[Collected data]
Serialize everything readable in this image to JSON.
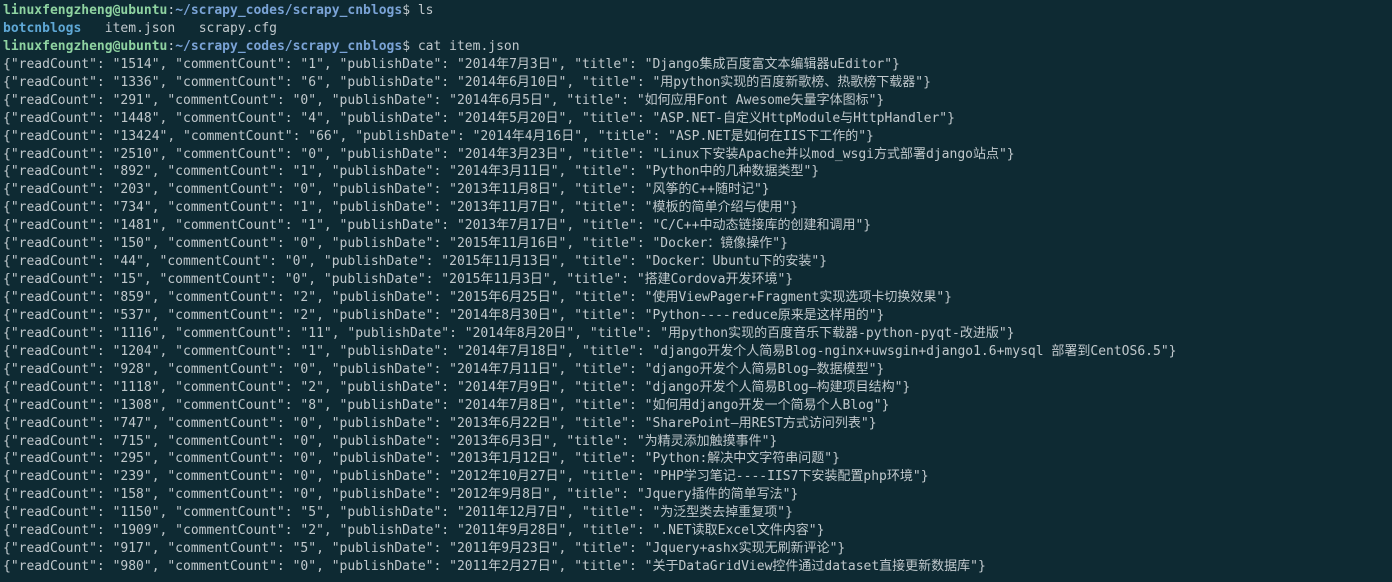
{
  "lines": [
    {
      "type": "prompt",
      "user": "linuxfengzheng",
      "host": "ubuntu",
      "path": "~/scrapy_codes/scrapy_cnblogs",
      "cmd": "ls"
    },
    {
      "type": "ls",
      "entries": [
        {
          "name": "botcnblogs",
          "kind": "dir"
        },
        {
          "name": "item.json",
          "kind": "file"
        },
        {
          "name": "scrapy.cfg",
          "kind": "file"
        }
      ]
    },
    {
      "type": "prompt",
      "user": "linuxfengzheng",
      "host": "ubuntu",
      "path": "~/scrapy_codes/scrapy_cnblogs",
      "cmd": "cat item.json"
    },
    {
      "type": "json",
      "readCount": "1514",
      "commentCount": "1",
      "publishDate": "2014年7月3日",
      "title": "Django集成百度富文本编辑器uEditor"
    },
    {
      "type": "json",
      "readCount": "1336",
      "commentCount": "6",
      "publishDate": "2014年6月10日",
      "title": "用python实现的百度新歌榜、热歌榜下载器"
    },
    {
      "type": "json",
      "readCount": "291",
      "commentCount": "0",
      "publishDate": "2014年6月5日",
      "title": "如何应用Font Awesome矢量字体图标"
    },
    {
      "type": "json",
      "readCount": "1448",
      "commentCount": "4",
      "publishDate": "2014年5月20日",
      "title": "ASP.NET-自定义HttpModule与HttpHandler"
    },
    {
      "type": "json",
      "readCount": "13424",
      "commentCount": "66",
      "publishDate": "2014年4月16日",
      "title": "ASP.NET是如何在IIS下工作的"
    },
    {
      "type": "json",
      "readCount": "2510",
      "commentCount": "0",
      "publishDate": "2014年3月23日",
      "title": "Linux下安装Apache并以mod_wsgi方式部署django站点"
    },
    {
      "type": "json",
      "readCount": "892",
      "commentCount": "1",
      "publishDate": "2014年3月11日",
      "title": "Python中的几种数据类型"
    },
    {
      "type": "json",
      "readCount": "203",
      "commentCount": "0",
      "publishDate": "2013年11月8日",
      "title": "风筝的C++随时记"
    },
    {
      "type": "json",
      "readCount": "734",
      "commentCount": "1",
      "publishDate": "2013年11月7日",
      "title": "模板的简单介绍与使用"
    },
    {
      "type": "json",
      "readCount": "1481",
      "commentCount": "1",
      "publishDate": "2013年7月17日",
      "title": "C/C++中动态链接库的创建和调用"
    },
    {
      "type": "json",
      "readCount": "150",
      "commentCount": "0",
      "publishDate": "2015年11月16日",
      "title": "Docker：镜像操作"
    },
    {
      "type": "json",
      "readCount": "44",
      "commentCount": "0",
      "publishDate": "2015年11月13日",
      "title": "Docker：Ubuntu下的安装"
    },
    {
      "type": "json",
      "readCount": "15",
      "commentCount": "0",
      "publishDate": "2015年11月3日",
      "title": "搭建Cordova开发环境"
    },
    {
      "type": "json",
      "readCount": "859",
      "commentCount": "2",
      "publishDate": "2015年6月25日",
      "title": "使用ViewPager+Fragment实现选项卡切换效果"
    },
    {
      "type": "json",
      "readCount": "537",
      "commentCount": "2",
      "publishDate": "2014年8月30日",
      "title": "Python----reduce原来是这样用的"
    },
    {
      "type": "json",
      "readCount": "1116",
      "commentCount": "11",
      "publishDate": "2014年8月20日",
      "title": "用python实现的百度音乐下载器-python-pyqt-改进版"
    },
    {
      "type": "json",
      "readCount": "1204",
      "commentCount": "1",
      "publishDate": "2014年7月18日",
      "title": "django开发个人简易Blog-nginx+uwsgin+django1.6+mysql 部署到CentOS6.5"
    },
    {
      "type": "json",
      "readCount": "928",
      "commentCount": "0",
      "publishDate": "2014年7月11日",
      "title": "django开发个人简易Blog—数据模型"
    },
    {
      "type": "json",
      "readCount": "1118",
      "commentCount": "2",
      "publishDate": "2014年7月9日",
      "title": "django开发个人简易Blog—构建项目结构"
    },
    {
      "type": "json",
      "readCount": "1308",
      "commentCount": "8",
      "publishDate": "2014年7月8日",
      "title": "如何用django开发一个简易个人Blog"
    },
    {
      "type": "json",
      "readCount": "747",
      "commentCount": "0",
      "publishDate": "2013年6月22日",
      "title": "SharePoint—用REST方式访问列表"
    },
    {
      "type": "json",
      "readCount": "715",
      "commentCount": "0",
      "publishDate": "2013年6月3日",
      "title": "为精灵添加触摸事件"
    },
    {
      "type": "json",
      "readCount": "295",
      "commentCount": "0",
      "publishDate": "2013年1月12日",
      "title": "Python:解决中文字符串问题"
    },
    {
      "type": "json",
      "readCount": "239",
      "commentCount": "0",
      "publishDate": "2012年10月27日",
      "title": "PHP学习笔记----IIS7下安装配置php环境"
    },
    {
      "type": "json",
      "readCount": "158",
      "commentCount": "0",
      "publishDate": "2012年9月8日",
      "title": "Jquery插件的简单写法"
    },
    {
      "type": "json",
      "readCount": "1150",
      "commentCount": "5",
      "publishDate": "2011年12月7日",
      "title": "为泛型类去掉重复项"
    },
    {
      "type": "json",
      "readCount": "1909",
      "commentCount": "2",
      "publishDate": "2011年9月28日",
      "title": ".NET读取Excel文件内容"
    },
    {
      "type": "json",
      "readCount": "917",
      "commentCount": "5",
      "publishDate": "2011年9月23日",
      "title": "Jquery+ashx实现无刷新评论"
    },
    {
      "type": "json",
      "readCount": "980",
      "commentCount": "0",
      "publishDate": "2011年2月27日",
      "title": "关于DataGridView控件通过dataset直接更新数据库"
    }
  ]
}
==
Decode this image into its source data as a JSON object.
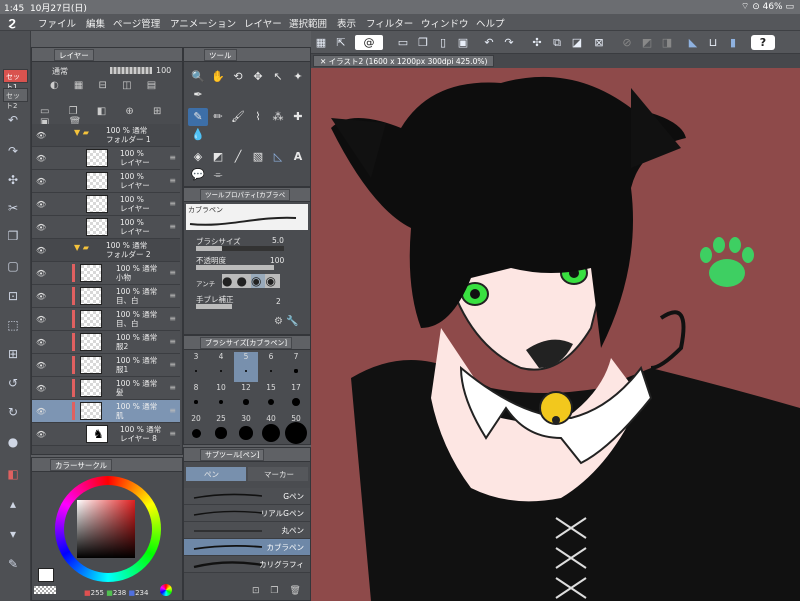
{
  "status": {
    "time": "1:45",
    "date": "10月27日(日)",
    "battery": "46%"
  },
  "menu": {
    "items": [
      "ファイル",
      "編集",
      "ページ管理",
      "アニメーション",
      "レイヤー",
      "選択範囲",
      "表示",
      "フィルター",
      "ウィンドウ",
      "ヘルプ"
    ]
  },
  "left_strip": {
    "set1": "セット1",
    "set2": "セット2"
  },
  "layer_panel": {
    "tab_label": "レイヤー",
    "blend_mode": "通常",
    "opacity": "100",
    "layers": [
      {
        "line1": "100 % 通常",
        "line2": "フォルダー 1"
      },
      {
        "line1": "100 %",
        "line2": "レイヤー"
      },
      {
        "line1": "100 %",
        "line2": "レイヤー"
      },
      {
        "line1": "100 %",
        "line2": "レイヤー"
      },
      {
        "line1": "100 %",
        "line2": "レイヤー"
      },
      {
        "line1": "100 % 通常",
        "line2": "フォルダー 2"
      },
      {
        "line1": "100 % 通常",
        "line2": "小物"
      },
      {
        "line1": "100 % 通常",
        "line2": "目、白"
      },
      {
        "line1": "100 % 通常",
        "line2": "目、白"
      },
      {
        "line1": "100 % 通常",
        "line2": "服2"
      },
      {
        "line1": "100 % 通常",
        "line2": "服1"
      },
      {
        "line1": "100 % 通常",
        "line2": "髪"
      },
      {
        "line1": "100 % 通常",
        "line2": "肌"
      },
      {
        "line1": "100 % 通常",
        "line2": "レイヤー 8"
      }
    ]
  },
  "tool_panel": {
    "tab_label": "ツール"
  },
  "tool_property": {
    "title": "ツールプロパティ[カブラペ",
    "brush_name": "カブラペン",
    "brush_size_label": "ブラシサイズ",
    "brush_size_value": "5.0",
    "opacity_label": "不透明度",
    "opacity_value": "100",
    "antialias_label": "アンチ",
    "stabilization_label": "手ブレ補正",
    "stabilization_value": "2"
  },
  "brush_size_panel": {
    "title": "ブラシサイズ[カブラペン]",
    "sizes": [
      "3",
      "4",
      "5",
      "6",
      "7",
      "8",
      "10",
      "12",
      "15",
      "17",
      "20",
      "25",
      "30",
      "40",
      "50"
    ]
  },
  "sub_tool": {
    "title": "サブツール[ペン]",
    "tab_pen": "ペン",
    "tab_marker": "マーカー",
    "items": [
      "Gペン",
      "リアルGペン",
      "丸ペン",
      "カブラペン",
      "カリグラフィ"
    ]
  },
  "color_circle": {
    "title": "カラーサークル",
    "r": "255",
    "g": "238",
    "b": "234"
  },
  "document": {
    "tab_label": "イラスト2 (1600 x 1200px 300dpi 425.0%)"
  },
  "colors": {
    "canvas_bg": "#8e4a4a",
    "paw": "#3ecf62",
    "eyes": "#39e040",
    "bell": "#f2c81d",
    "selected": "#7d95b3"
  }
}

• _Your objective_: Lines containing "image" are to be counted. State the total and add nothing.

• _Response_: 2